What this task involves
Restate the entries below word for word, omitting nothing.

[Lines of data]

□ □ □ □ □

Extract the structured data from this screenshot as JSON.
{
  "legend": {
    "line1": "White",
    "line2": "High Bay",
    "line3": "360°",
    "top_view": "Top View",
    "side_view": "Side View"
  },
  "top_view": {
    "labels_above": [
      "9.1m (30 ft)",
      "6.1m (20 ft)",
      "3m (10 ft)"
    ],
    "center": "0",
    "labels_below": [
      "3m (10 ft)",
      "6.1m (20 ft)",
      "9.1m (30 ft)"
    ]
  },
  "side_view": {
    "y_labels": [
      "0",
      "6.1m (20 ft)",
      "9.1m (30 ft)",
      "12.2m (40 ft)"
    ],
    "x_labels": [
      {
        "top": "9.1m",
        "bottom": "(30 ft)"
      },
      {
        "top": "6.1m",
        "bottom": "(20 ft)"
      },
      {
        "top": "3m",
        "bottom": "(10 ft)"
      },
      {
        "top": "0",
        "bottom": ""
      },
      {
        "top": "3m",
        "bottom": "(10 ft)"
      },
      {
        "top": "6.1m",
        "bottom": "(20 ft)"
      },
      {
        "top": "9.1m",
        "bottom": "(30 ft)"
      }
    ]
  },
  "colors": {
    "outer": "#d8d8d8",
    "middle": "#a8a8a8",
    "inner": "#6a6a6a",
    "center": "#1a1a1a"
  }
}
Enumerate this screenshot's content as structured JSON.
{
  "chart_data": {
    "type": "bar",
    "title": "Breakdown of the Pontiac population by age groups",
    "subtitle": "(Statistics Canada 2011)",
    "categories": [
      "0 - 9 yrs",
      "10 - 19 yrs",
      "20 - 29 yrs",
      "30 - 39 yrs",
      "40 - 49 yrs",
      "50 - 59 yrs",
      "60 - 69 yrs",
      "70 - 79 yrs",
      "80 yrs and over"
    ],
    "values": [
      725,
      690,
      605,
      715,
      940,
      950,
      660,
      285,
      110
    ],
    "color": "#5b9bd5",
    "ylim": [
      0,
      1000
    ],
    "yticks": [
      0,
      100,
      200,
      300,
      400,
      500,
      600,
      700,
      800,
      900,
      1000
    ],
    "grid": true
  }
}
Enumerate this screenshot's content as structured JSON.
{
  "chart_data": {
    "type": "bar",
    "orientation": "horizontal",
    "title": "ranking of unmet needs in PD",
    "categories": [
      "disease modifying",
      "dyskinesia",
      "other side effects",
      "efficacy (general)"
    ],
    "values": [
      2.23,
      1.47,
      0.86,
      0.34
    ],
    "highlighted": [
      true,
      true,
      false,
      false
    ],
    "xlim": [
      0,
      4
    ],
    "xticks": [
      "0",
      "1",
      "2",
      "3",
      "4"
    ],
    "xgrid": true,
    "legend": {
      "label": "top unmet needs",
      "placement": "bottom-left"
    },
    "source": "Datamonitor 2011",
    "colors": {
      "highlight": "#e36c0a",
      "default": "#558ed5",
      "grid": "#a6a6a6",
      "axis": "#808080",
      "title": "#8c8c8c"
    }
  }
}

□ □ □ □ □

Answer to the exercise
Extract the structured data from this screenshot as JSON.
{
  "legend": {
    "line1": "White",
    "line2": "High Bay",
    "line3": "360°",
    "top_view": "Top View",
    "side_view": "Side View"
  },
  "top_view": {
    "labels_above": [
      "9.1m (30 ft)",
      "6.1m (20 ft)",
      "3m (10 ft)"
    ],
    "center": "0",
    "labels_below": [
      "3m (10 ft)",
      "6.1m (20 ft)",
      "9.1m (30 ft)"
    ]
  },
  "side_view": {
    "y_labels": [
      "0",
      "6.1m (20 ft)",
      "9.1m (30 ft)",
      "12.2m (40 ft)"
    ],
    "x_labels": [
      {
        "top": "9.1m",
        "bottom": "(30 ft)"
      },
      {
        "top": "6.1m",
        "bottom": "(20 ft)"
      },
      {
        "top": "3m",
        "bottom": "(10 ft)"
      },
      {
        "top": "0",
        "bottom": ""
      },
      {
        "top": "3m",
        "bottom": "(10 ft)"
      },
      {
        "top": "6.1m",
        "bottom": "(20 ft)"
      },
      {
        "top": "9.1m",
        "bottom": "(30 ft)"
      }
    ]
  },
  "colors": {
    "outer": "#d8d8d8",
    "middle": "#a8a8a8",
    "inner": "#6a6a6a",
    "center": "#1a1a1a"
  }
}
Enumerate this screenshot's content as structured JSON.
{
  "chart_data": {
    "type": "bar",
    "title": "Breakdown of the Pontiac population by age groups",
    "subtitle": "(Statistics Canada 2011)",
    "categories": [
      "0 - 9 yrs",
      "10 - 19 yrs",
      "20 - 29 yrs",
      "30 - 39 yrs",
      "40 - 49 yrs",
      "50 - 59 yrs",
      "60 - 69 yrs",
      "70 - 79 yrs",
      "80 yrs and over"
    ],
    "values": [
      725,
      690,
      605,
      715,
      940,
      950,
      660,
      285,
      110
    ],
    "color": "#5b9bd5",
    "ylim": [
      0,
      1000
    ],
    "yticks": [
      0,
      100,
      200,
      300,
      400,
      500,
      600,
      700,
      800,
      900,
      1000
    ],
    "grid": true
  }
}
Enumerate this screenshot's content as structured JSON.
{
  "chart_data": {
    "type": "bar",
    "orientation": "horizontal",
    "title": "ranking of unmet needs in PD",
    "categories": [
      "disease modifying",
      "dyskinesia",
      "other side effects",
      "efficacy (general)"
    ],
    "values": [
      2.23,
      1.47,
      0.86,
      0.34
    ],
    "highlighted": [
      true,
      true,
      false,
      false
    ],
    "xlim": [
      0,
      4
    ],
    "xticks": [
      "0",
      "1",
      "2",
      "3",
      "4"
    ],
    "xgrid": true,
    "legend": {
      "label": "top unmet needs",
      "placement": "bottom-left"
    },
    "source": "Datamonitor 2011",
    "colors": {
      "highlight": "#e36c0a",
      "default": "#558ed5",
      "grid": "#a6a6a6",
      "axis": "#808080",
      "title": "#8c8c8c"
    }
  }
}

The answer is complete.